= Given problem =
Output the records. Match them exactly.

= Data listing =
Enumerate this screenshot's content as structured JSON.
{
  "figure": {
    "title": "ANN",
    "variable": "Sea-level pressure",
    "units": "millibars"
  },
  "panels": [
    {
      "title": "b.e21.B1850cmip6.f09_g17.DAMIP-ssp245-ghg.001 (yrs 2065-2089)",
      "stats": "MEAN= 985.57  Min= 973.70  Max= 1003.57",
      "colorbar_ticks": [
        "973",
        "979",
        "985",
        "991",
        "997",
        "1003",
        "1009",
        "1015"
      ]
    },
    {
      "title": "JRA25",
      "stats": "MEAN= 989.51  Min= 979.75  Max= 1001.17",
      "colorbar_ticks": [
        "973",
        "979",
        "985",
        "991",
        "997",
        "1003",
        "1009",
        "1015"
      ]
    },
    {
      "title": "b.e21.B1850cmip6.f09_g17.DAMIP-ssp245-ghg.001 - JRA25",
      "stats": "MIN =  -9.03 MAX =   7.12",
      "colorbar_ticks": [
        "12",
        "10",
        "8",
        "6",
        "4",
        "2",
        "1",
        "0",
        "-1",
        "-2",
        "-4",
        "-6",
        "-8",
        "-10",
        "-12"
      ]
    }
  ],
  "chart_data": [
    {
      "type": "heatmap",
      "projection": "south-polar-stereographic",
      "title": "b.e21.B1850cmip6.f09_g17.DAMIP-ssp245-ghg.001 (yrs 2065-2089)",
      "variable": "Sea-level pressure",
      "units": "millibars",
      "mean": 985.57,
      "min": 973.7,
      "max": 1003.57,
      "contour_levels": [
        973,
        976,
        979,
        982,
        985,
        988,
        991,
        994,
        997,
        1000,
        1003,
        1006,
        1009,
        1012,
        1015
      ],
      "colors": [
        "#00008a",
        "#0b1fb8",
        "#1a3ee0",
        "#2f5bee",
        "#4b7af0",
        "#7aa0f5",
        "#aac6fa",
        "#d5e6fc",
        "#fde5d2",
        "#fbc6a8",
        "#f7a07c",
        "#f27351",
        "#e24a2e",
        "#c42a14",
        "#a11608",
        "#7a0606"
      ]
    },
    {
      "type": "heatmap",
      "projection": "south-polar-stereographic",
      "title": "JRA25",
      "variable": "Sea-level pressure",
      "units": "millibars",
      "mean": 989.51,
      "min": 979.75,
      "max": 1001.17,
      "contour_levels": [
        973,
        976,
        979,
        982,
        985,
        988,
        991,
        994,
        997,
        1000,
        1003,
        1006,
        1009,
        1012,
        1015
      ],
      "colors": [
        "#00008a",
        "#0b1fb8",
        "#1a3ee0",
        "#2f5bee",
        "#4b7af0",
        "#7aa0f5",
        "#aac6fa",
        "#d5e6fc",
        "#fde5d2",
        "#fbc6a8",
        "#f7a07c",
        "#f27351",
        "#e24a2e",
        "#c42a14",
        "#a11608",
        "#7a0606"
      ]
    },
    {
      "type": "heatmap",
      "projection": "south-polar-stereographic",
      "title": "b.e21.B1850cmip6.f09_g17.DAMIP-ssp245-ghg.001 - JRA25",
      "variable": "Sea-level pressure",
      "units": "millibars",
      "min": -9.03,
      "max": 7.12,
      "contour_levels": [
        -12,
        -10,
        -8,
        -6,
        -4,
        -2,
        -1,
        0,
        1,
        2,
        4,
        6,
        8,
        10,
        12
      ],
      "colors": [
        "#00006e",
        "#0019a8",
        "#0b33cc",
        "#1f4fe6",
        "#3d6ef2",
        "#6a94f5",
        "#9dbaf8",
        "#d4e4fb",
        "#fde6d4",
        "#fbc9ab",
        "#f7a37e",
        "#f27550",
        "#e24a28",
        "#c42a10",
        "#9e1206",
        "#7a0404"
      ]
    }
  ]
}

= Solution to the problem =
Enumerate this screenshot's content as structured JSON.
{
  "figure": {
    "title": "ANN",
    "variable": "Sea-level pressure",
    "units": "millibars"
  },
  "panels": [
    {
      "title": "b.e21.B1850cmip6.f09_g17.DAMIP-ssp245-ghg.001 (yrs 2065-2089)",
      "stats": "MEAN= 985.57  Min= 973.70  Max= 1003.57",
      "colorbar_ticks": [
        "973",
        "979",
        "985",
        "991",
        "997",
        "1003",
        "1009",
        "1015"
      ]
    },
    {
      "title": "JRA25",
      "stats": "MEAN= 989.51  Min= 979.75  Max= 1001.17",
      "colorbar_ticks": [
        "973",
        "979",
        "985",
        "991",
        "997",
        "1003",
        "1009",
        "1015"
      ]
    },
    {
      "title": "b.e21.B1850cmip6.f09_g17.DAMIP-ssp245-ghg.001 - JRA25",
      "stats": "MIN =  -9.03 MAX =   7.12",
      "colorbar_ticks": [
        "12",
        "10",
        "8",
        "6",
        "4",
        "2",
        "1",
        "0",
        "-1",
        "-2",
        "-4",
        "-6",
        "-8",
        "-10",
        "-12"
      ]
    }
  ],
  "chart_data": [
    {
      "type": "heatmap",
      "projection": "south-polar-stereographic",
      "title": "b.e21.B1850cmip6.f09_g17.DAMIP-ssp245-ghg.001 (yrs 2065-2089)",
      "variable": "Sea-level pressure",
      "units": "millibars",
      "mean": 985.57,
      "min": 973.7,
      "max": 1003.57,
      "contour_levels": [
        973,
        976,
        979,
        982,
        985,
        988,
        991,
        994,
        997,
        1000,
        1003,
        1006,
        1009,
        1012,
        1015
      ],
      "colors": [
        "#00008a",
        "#0b1fb8",
        "#1a3ee0",
        "#2f5bee",
        "#4b7af0",
        "#7aa0f5",
        "#aac6fa",
        "#d5e6fc",
        "#fde5d2",
        "#fbc6a8",
        "#f7a07c",
        "#f27351",
        "#e24a2e",
        "#c42a14",
        "#a11608",
        "#7a0606"
      ]
    },
    {
      "type": "heatmap",
      "projection": "south-polar-stereographic",
      "title": "JRA25",
      "variable": "Sea-level pressure",
      "units": "millibars",
      "mean": 989.51,
      "min": 979.75,
      "max": 1001.17,
      "contour_levels": [
        973,
        976,
        979,
        982,
        985,
        988,
        991,
        994,
        997,
        1000,
        1003,
        1006,
        1009,
        1012,
        1015
      ],
      "colors": [
        "#00008a",
        "#0b1fb8",
        "#1a3ee0",
        "#2f5bee",
        "#4b7af0",
        "#7aa0f5",
        "#aac6fa",
        "#d5e6fc",
        "#fde5d2",
        "#fbc6a8",
        "#f7a07c",
        "#f27351",
        "#e24a2e",
        "#c42a14",
        "#a11608",
        "#7a0606"
      ]
    },
    {
      "type": "heatmap",
      "projection": "south-polar-stereographic",
      "title": "b.e21.B1850cmip6.f09_g17.DAMIP-ssp245-ghg.001 - JRA25",
      "variable": "Sea-level pressure",
      "units": "millibars",
      "min": -9.03,
      "max": 7.12,
      "contour_levels": [
        -12,
        -10,
        -8,
        -6,
        -4,
        -2,
        -1,
        0,
        1,
        2,
        4,
        6,
        8,
        10,
        12
      ],
      "colors": [
        "#00006e",
        "#0019a8",
        "#0b33cc",
        "#1f4fe6",
        "#3d6ef2",
        "#6a94f5",
        "#9dbaf8",
        "#d4e4fb",
        "#fde6d4",
        "#fbc9ab",
        "#f7a37e",
        "#f27550",
        "#e24a28",
        "#c42a10",
        "#9e1206",
        "#7a0404"
      ]
    }
  ]
}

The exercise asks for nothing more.